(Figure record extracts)
╭──

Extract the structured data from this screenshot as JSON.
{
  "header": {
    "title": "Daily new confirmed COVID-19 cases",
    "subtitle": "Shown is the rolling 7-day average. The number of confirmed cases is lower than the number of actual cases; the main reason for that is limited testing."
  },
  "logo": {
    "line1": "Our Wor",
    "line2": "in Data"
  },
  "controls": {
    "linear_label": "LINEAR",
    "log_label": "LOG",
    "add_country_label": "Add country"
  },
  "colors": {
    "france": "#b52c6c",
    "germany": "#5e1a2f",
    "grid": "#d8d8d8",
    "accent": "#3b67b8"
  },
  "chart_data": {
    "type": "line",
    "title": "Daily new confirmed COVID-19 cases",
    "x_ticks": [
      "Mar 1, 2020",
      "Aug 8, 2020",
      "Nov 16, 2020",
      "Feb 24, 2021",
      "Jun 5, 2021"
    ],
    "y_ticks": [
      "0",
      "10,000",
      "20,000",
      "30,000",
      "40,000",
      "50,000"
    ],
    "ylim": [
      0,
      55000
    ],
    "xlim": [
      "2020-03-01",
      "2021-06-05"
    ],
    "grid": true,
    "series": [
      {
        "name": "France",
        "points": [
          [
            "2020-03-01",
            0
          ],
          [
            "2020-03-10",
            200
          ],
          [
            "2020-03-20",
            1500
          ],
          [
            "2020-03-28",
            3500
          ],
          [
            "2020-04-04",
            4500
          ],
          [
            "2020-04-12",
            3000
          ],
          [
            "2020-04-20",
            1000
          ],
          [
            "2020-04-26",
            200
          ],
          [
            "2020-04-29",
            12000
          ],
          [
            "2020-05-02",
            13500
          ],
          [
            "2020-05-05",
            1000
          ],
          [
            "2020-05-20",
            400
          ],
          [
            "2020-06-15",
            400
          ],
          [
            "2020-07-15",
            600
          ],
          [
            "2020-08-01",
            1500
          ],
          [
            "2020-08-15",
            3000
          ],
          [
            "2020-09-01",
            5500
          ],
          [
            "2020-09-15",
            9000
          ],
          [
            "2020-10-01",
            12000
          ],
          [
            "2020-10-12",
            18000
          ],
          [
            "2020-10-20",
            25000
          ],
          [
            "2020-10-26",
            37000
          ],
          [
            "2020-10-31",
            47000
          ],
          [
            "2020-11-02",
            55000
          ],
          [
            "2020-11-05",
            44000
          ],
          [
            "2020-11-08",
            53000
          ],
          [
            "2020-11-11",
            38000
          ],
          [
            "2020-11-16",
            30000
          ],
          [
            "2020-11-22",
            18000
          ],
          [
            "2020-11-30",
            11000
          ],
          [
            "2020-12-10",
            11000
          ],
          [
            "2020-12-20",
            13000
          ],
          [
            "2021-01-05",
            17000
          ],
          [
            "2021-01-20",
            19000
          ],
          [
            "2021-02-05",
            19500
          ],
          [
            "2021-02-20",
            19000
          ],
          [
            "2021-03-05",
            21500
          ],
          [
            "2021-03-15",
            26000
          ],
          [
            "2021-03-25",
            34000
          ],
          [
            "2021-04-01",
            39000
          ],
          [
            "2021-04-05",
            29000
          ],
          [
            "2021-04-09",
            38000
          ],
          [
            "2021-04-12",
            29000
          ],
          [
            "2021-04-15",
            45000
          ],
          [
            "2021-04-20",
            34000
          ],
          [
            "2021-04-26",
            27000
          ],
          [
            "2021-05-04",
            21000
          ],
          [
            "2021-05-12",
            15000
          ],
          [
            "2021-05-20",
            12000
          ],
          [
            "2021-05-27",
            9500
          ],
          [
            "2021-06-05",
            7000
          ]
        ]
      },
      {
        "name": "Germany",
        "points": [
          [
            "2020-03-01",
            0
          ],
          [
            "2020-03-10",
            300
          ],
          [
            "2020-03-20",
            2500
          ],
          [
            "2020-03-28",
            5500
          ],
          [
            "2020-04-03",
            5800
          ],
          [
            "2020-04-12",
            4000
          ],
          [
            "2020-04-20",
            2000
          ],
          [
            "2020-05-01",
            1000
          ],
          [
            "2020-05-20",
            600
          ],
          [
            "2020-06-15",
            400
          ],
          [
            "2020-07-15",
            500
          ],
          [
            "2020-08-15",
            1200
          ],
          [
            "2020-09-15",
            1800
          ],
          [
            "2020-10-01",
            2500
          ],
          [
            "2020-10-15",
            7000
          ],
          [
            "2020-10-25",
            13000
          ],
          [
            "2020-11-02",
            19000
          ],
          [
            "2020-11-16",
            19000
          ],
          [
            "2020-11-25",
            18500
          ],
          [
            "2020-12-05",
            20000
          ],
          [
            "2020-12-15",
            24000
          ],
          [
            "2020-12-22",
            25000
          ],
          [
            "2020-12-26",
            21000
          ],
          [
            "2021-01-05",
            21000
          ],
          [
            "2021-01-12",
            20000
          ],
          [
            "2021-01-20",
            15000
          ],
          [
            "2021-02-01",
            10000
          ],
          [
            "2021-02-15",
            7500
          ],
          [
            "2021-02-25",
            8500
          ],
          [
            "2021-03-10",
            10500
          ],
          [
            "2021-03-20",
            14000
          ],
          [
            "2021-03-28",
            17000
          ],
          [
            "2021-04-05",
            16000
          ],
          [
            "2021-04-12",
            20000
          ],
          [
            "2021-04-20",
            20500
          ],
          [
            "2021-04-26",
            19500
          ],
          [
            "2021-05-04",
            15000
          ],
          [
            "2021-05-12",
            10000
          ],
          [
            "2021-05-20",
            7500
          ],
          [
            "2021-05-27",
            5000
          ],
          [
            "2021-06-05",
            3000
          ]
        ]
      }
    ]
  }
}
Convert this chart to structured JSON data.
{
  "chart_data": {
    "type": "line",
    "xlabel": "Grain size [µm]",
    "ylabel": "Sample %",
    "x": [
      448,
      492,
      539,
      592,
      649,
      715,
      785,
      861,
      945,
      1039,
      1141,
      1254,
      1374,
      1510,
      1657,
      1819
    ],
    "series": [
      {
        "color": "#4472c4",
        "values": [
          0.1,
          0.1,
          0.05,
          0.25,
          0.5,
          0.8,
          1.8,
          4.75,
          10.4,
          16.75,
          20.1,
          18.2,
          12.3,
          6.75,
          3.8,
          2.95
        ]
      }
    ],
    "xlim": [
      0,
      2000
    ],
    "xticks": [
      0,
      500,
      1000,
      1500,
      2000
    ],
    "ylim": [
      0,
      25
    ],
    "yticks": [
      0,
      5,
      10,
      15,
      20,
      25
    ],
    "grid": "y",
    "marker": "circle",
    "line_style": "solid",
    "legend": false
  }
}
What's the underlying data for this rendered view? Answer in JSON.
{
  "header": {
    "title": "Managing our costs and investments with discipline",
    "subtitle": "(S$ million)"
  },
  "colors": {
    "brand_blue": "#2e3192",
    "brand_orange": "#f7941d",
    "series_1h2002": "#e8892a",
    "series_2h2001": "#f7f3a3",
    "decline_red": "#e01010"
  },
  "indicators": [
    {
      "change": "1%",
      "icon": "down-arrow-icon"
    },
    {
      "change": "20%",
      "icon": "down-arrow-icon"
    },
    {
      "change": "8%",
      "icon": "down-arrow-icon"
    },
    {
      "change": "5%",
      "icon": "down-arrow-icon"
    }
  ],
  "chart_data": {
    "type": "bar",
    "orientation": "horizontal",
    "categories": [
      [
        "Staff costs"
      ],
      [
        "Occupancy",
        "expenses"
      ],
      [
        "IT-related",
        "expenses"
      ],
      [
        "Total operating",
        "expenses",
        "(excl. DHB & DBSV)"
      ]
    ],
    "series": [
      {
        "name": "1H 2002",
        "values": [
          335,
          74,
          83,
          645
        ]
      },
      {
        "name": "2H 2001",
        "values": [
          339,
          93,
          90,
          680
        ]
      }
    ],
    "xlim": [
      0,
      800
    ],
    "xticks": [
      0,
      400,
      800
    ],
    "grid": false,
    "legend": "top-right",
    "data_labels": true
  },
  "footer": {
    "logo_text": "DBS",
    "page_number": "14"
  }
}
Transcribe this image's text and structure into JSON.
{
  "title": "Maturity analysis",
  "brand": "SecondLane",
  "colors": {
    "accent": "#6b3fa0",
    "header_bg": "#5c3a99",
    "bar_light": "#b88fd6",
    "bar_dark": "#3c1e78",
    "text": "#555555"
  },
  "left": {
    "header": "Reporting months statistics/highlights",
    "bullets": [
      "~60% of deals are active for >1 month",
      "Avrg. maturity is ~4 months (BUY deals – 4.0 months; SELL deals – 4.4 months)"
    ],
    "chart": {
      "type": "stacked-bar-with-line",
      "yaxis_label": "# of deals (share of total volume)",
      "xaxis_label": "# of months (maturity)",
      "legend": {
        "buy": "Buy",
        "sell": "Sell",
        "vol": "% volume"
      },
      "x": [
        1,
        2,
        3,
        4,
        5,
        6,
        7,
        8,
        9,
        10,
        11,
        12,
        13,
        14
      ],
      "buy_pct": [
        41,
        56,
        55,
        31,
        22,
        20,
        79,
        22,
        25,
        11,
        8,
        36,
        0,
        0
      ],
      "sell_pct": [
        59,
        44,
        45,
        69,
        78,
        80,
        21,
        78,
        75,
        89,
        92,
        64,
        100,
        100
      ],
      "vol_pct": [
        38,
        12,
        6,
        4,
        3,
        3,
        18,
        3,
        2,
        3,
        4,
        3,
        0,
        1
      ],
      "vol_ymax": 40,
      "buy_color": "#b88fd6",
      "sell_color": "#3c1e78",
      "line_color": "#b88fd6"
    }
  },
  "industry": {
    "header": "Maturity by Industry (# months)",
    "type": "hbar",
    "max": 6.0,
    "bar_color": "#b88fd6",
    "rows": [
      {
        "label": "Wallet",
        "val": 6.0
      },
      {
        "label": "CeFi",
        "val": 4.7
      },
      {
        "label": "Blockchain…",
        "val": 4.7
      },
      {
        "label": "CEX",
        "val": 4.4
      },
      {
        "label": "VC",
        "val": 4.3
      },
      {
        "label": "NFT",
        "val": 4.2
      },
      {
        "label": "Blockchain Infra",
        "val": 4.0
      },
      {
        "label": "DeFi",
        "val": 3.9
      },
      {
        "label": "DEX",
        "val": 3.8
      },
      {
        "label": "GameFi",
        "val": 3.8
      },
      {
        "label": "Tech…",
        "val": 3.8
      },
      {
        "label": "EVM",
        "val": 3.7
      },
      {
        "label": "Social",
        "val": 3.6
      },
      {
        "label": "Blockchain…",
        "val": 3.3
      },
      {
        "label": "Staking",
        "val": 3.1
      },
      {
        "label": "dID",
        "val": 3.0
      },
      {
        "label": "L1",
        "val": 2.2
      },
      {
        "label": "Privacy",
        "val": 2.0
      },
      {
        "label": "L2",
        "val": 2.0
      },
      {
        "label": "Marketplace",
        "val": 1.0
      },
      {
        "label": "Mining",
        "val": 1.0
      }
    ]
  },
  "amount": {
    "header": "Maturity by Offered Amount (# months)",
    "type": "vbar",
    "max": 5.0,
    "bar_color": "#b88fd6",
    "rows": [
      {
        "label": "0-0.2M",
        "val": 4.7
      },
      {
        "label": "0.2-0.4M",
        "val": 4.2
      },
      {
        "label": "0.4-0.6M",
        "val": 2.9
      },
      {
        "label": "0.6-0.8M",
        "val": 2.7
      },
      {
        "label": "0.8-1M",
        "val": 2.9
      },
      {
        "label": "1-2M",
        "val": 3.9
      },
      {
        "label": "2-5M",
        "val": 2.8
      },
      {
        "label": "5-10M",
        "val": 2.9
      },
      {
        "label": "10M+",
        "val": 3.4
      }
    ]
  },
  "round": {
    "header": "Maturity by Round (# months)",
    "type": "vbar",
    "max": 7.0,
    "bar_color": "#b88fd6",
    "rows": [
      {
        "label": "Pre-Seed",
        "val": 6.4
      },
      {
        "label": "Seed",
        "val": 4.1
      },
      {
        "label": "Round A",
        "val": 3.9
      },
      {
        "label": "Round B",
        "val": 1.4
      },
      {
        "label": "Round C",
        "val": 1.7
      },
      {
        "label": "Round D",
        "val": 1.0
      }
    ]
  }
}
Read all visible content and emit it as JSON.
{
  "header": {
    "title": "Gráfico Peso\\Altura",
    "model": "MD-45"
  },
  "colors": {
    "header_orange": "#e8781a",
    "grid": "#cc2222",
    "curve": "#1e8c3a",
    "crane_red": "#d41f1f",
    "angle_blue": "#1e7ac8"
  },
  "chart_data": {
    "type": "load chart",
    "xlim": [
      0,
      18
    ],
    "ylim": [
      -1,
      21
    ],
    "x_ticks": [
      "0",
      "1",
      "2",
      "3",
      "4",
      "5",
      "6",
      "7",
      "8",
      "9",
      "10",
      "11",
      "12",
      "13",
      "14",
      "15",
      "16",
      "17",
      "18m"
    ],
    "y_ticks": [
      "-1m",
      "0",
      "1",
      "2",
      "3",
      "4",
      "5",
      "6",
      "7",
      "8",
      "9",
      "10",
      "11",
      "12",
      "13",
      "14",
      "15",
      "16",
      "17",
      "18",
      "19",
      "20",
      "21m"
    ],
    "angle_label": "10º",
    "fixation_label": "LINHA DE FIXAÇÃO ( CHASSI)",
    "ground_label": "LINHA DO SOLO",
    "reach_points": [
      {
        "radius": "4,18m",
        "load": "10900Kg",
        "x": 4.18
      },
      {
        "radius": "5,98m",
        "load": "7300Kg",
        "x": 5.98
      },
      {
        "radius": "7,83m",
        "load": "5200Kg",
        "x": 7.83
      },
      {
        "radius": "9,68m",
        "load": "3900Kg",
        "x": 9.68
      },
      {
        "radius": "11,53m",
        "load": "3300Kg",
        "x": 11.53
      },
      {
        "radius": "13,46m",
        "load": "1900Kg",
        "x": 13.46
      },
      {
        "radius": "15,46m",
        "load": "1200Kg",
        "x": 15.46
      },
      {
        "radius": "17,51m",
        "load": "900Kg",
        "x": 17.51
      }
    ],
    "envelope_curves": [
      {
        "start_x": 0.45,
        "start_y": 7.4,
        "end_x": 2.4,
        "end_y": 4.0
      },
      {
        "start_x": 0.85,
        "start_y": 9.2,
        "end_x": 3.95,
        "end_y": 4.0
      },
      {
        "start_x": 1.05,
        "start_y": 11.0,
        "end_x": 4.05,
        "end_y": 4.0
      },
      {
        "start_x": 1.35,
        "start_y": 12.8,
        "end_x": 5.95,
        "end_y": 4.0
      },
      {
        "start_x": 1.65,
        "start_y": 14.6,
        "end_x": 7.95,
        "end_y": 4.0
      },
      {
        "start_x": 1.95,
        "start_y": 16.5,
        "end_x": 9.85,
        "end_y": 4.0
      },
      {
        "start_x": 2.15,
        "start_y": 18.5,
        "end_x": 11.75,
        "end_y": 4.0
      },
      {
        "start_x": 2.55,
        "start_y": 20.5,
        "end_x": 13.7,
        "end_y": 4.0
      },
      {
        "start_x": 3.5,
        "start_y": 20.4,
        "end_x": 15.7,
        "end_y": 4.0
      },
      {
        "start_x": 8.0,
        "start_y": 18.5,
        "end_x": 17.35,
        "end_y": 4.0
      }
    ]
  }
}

╰──

* REQUIREMENTS: Scan the material line by line and report each one that contains "grid".

* SOLUTION:
    "grid": "#d8d8d8",
    "grid": true,
    "grid": "y",
    "grid": false,
    "grid": "#cc2222",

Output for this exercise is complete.